To do
Determine how many lines carry the word "Investments". Output that number only.

Data records
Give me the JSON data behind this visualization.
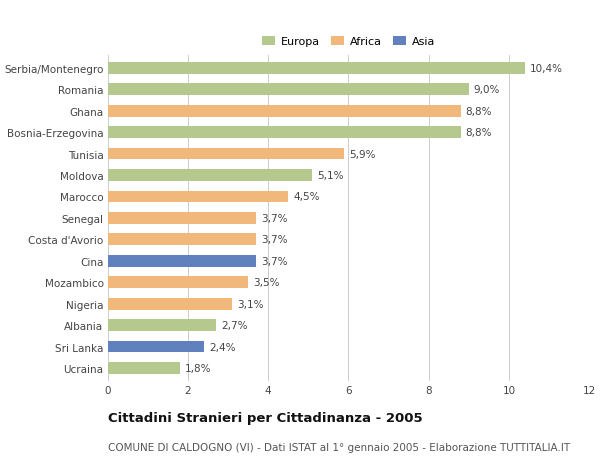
{
  "categories": [
    "Serbia/Montenegro",
    "Romania",
    "Ghana",
    "Bosnia-Erzegovina",
    "Tunisia",
    "Moldova",
    "Marocco",
    "Senegal",
    "Costa d'Avorio",
    "Cina",
    "Mozambico",
    "Nigeria",
    "Albania",
    "Sri Lanka",
    "Ucraina"
  ],
  "values": [
    10.4,
    9.0,
    8.8,
    8.8,
    5.9,
    5.1,
    4.5,
    3.7,
    3.7,
    3.7,
    3.5,
    3.1,
    2.7,
    2.4,
    1.8
  ],
  "labels": [
    "10,4%",
    "9,0%",
    "8,8%",
    "8,8%",
    "5,9%",
    "5,1%",
    "4,5%",
    "3,7%",
    "3,7%",
    "3,7%",
    "3,5%",
    "3,1%",
    "2,7%",
    "2,4%",
    "1,8%"
  ],
  "continents": [
    "Europa",
    "Europa",
    "Africa",
    "Europa",
    "Africa",
    "Europa",
    "Africa",
    "Africa",
    "Africa",
    "Asia",
    "Africa",
    "Africa",
    "Europa",
    "Asia",
    "Europa"
  ],
  "colors": {
    "Europa": "#b5c98e",
    "Africa": "#f0b87a",
    "Asia": "#6080be"
  },
  "legend_labels": [
    "Europa",
    "Africa",
    "Asia"
  ],
  "xlim": [
    0,
    12
  ],
  "xticks": [
    0,
    2,
    4,
    6,
    8,
    10,
    12
  ],
  "title": "Cittadini Stranieri per Cittadinanza - 2005",
  "subtitle": "COMUNE DI CALDOGNO (VI) - Dati ISTAT al 1° gennaio 2005 - Elaborazione TUTTITALIA.IT",
  "background_color": "#ffffff",
  "bar_height": 0.55,
  "grid_color": "#cccccc",
  "label_fontsize": 7.5,
  "tick_fontsize": 7.5,
  "title_fontsize": 9.5,
  "subtitle_fontsize": 7.5
}
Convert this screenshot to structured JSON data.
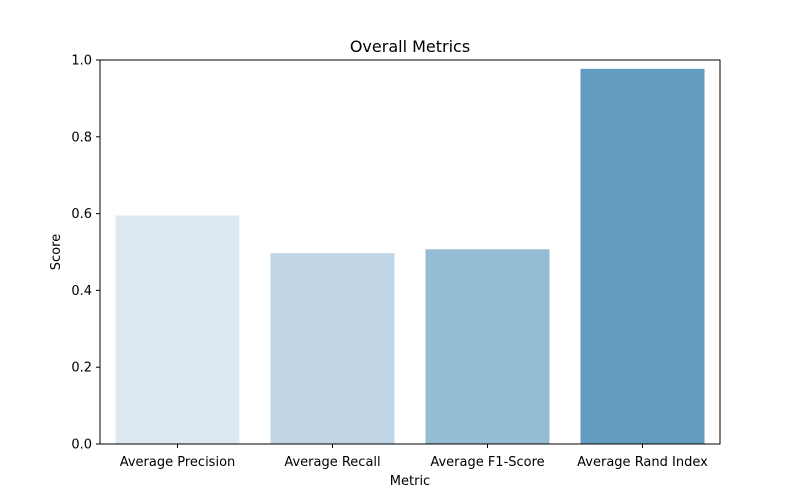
{
  "chart_data": {
    "type": "bar",
    "title": "Overall Metrics",
    "xlabel": "Metric",
    "ylabel": "Score",
    "categories": [
      "Average Precision",
      "Average Recall",
      "Average F1-Score",
      "Average Rand Index"
    ],
    "values": [
      0.595,
      0.497,
      0.507,
      0.977
    ],
    "colors": [
      "#dde8f3",
      "#c0d6e6",
      "#95bcd5",
      "#629cc0"
    ],
    "ylim": [
      0,
      1.0
    ],
    "yticks": [
      "0.0",
      "0.2",
      "0.4",
      "0.6",
      "0.8",
      "1.0"
    ],
    "grid": false,
    "legend": "none"
  }
}
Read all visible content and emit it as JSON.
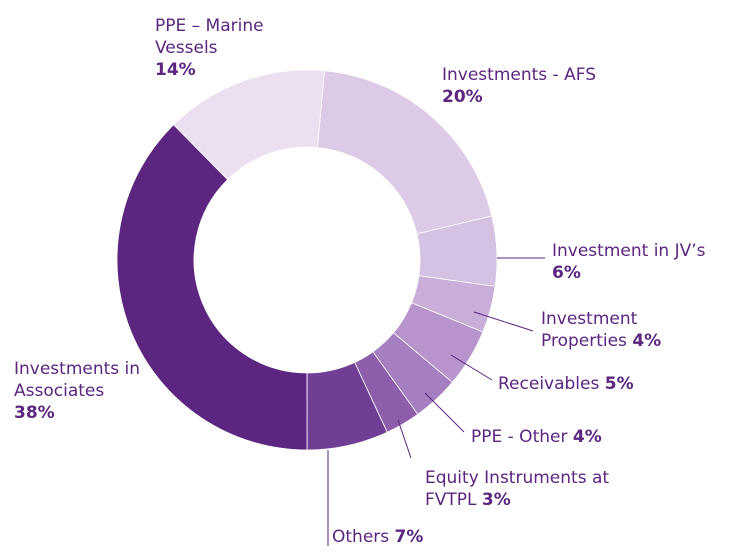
{
  "chart_data": {
    "type": "donut",
    "categories": [
      "PPE – Marine Vessels",
      "Investments - AFS",
      "Investment in JV’s",
      "Investment Properties",
      "Receivables",
      "PPE - Other",
      "Equity Instruments at FVTPL",
      "Others",
      "Investments in Associates"
    ],
    "values": [
      14,
      20,
      6,
      4,
      5,
      4,
      3,
      7,
      38
    ],
    "value_labels": [
      "14%",
      "20%",
      "6%",
      "4%",
      "5%",
      "4%",
      "3%",
      "7%",
      "38%"
    ],
    "colors": [
      "#ecdff0",
      "#dccae6",
      "#d5c1e2",
      "#c8aed9",
      "#b894cc",
      "#a67fc0",
      "#8e5eaa",
      "#713e96",
      "#5b2580"
    ]
  }
}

Complete answer
2